Print each of the entries exactly, leaving nothing out.

============

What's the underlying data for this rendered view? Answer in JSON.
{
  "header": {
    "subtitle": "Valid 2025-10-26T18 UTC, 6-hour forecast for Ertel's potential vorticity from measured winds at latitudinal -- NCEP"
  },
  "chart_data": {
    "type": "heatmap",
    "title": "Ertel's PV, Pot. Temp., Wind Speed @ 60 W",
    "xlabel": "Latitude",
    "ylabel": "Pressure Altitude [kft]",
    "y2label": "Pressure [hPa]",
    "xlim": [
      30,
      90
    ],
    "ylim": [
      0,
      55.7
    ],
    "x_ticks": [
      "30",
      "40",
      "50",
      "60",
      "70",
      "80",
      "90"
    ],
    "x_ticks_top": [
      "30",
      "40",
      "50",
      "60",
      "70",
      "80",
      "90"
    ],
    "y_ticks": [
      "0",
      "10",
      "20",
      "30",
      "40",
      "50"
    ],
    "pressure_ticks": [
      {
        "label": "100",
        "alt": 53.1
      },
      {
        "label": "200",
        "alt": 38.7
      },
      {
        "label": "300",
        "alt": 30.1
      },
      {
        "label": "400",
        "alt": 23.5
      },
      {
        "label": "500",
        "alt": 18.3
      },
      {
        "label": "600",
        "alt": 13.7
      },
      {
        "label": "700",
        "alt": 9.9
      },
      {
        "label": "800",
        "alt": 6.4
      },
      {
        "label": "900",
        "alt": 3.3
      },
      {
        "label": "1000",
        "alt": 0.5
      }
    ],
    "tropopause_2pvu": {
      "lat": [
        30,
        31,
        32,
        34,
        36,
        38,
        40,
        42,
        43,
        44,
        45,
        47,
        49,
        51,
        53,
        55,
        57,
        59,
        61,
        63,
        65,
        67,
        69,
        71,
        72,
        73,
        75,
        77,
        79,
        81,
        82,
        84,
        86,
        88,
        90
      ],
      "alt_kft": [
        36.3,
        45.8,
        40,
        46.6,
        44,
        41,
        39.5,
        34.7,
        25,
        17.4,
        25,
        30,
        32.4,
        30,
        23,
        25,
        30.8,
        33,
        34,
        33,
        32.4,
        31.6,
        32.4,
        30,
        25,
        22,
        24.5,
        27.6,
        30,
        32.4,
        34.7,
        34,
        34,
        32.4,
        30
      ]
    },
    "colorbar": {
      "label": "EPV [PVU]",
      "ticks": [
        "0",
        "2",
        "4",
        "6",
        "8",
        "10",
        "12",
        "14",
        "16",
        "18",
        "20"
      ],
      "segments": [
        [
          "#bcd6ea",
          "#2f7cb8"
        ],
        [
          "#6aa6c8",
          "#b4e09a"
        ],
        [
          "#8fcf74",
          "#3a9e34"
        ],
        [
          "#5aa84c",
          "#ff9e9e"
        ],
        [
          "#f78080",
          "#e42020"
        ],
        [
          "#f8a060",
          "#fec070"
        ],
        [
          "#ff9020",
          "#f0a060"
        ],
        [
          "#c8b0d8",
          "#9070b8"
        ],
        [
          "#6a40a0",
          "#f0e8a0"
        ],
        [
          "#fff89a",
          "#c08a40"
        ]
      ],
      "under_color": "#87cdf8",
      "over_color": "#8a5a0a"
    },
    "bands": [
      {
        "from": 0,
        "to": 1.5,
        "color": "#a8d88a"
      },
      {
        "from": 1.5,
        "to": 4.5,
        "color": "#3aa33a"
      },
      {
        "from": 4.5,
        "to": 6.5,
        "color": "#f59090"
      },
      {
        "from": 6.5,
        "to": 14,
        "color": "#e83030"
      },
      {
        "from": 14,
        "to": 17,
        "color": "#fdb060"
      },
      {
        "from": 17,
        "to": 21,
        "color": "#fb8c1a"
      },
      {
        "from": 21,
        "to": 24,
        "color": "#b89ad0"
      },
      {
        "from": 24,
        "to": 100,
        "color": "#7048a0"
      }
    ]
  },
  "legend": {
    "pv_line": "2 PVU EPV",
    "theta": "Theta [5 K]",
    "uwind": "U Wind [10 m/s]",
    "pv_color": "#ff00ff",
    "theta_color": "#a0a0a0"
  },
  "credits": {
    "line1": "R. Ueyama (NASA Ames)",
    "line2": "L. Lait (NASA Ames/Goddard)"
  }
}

============

SOLUTION TO THIS TASK
What's the underlying data for this rendered view? Answer in JSON.
{
  "header": {
    "subtitle": "Valid 2025-10-26T18 UTC, 6-hour forecast for Ertel's potential vorticity from measured winds at latitudinal -- NCEP"
  },
  "chart_data": {
    "type": "heatmap",
    "title": "Ertel's PV, Pot. Temp., Wind Speed @ 60 W",
    "xlabel": "Latitude",
    "ylabel": "Pressure Altitude [kft]",
    "y2label": "Pressure [hPa]",
    "xlim": [
      30,
      90
    ],
    "ylim": [
      0,
      55.7
    ],
    "x_ticks": [
      "30",
      "40",
      "50",
      "60",
      "70",
      "80",
      "90"
    ],
    "x_ticks_top": [
      "30",
      "40",
      "50",
      "60",
      "70",
      "80",
      "90"
    ],
    "y_ticks": [
      "0",
      "10",
      "20",
      "30",
      "40",
      "50"
    ],
    "pressure_ticks": [
      {
        "label": "100",
        "alt": 53.1
      },
      {
        "label": "200",
        "alt": 38.7
      },
      {
        "label": "300",
        "alt": 30.1
      },
      {
        "label": "400",
        "alt": 23.5
      },
      {
        "label": "500",
        "alt": 18.3
      },
      {
        "label": "600",
        "alt": 13.7
      },
      {
        "label": "700",
        "alt": 9.9
      },
      {
        "label": "800",
        "alt": 6.4
      },
      {
        "label": "900",
        "alt": 3.3
      },
      {
        "label": "1000",
        "alt": 0.5
      }
    ],
    "tropopause_2pvu": {
      "lat": [
        30,
        31,
        32,
        34,
        36,
        38,
        40,
        42,
        43,
        44,
        45,
        47,
        49,
        51,
        53,
        55,
        57,
        59,
        61,
        63,
        65,
        67,
        69,
        71,
        72,
        73,
        75,
        77,
        79,
        81,
        82,
        84,
        86,
        88,
        90
      ],
      "alt_kft": [
        36.3,
        45.8,
        40,
        46.6,
        44,
        41,
        39.5,
        34.7,
        25,
        17.4,
        25,
        30,
        32.4,
        30,
        23,
        25,
        30.8,
        33,
        34,
        33,
        32.4,
        31.6,
        32.4,
        30,
        25,
        22,
        24.5,
        27.6,
        30,
        32.4,
        34.7,
        34,
        34,
        32.4,
        30
      ]
    },
    "colorbar": {
      "label": "EPV [PVU]",
      "ticks": [
        "0",
        "2",
        "4",
        "6",
        "8",
        "10",
        "12",
        "14",
        "16",
        "18",
        "20"
      ],
      "segments": [
        [
          "#bcd6ea",
          "#2f7cb8"
        ],
        [
          "#6aa6c8",
          "#b4e09a"
        ],
        [
          "#8fcf74",
          "#3a9e34"
        ],
        [
          "#5aa84c",
          "#ff9e9e"
        ],
        [
          "#f78080",
          "#e42020"
        ],
        [
          "#f8a060",
          "#fec070"
        ],
        [
          "#ff9020",
          "#f0a060"
        ],
        [
          "#c8b0d8",
          "#9070b8"
        ],
        [
          "#6a40a0",
          "#f0e8a0"
        ],
        [
          "#fff89a",
          "#c08a40"
        ]
      ],
      "under_color": "#87cdf8",
      "over_color": "#8a5a0a"
    },
    "bands": [
      {
        "from": 0,
        "to": 1.5,
        "color": "#a8d88a"
      },
      {
        "from": 1.5,
        "to": 4.5,
        "color": "#3aa33a"
      },
      {
        "from": 4.5,
        "to": 6.5,
        "color": "#f59090"
      },
      {
        "from": 6.5,
        "to": 14,
        "color": "#e83030"
      },
      {
        "from": 14,
        "to": 17,
        "color": "#fdb060"
      },
      {
        "from": 17,
        "to": 21,
        "color": "#fb8c1a"
      },
      {
        "from": 21,
        "to": 24,
        "color": "#b89ad0"
      },
      {
        "from": 24,
        "to": 100,
        "color": "#7048a0"
      }
    ]
  },
  "legend": {
    "pv_line": "2 PVU EPV",
    "theta": "Theta [5 K]",
    "uwind": "U Wind [10 m/s]",
    "pv_color": "#ff00ff",
    "theta_color": "#a0a0a0"
  },
  "credits": {
    "line1": "R. Ueyama (NASA Ames)",
    "line2": "L. Lait (NASA Ames/Goddard)"
  }
}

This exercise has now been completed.